* TASK DETAILS *
Draw out every line with the word "this" from the listing below.

* SUPPLIED RECORDS *

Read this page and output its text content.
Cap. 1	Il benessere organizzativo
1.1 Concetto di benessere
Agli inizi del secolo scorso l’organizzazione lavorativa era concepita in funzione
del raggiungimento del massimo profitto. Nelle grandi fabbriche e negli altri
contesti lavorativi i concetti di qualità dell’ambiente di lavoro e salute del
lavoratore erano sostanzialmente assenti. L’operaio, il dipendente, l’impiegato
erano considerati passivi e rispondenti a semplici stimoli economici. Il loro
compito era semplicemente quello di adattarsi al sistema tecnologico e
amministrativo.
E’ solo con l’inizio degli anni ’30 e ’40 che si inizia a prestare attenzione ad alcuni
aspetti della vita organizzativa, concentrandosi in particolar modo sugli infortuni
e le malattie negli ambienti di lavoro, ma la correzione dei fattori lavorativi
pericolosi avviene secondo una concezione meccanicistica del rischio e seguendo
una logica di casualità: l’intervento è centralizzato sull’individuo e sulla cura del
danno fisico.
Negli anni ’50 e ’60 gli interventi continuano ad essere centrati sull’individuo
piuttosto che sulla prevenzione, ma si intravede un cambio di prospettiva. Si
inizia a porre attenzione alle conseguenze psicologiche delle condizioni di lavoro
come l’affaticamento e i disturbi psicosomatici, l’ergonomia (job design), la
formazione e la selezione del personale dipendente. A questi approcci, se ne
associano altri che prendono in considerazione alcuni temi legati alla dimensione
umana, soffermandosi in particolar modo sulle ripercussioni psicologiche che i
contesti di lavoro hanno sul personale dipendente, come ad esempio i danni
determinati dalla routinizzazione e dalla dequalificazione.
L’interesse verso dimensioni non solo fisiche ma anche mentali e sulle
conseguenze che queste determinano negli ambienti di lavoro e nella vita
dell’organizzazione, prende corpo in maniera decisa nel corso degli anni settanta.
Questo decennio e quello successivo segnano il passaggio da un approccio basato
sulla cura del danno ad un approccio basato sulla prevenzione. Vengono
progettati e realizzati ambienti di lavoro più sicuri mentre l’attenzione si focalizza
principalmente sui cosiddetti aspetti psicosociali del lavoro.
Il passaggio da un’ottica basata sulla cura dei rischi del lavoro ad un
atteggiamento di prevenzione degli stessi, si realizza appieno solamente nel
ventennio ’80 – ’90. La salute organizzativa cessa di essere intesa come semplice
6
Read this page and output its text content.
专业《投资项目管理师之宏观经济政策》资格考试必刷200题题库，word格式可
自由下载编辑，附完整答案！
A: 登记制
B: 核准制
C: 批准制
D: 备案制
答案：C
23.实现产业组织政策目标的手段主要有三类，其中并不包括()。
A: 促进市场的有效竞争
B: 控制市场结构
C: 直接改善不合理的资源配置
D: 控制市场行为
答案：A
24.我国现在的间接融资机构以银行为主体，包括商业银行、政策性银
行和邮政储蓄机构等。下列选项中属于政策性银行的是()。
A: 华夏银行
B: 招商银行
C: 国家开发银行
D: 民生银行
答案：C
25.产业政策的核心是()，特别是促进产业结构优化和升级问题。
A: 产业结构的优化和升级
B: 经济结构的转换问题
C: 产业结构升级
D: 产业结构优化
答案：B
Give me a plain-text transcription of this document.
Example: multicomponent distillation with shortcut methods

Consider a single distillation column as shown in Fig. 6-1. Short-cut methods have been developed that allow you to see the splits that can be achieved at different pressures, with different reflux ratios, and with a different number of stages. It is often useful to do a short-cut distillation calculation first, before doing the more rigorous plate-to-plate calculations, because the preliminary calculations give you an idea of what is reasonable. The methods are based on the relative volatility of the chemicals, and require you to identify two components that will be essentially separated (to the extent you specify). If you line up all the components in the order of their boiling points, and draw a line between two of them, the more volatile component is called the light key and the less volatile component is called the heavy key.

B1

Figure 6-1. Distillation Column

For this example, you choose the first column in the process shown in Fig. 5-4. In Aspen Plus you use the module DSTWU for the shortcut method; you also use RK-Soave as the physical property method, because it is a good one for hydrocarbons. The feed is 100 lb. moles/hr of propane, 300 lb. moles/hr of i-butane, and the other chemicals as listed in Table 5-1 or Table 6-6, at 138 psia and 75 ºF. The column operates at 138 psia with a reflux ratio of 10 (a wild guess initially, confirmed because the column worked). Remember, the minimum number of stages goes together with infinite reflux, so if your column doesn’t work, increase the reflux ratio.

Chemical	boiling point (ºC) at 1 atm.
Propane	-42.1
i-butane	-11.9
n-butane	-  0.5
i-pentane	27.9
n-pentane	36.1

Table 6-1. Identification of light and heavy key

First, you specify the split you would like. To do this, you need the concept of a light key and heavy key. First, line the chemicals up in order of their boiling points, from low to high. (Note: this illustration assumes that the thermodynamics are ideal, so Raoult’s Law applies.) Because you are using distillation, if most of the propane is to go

* WRITTEN SOLUTION *
Read this page and output its text content.
Read this page and output its text content.
Give me a plain-text transcription of this document.
For this example, you choose the first column in the process shown in Fig. 5-4. In Aspen Plus you use the module DSTWU for the shortcut method; you also use RK-Soave as the physical property method, because it is a good one for hydrocarbons. The feed is 100 lb. moles/hr of propane, 300 lb. moles/hr of i-butane, and the other chemicals as listed in Table 5-1 or Table 6-6, at 138 psia and 75 ºF. The column operates at 138 psia with a reflux ratio of 10 (a wild guess initially, confirmed because the column worked). Remember, the minimum number of stages goes together with infinite reflux, so if your column doesn’t work, increase the reflux ratio.
First, you specify the split you would like. To do this, you need the concept of a light key and heavy key. First, line the chemicals up in order of their boiling points, from low to high. (Note: this illustration assumes that the thermodynamics are ideal, so Raoult’s Law applies.) Because you are using distillation, if most of the propane is to go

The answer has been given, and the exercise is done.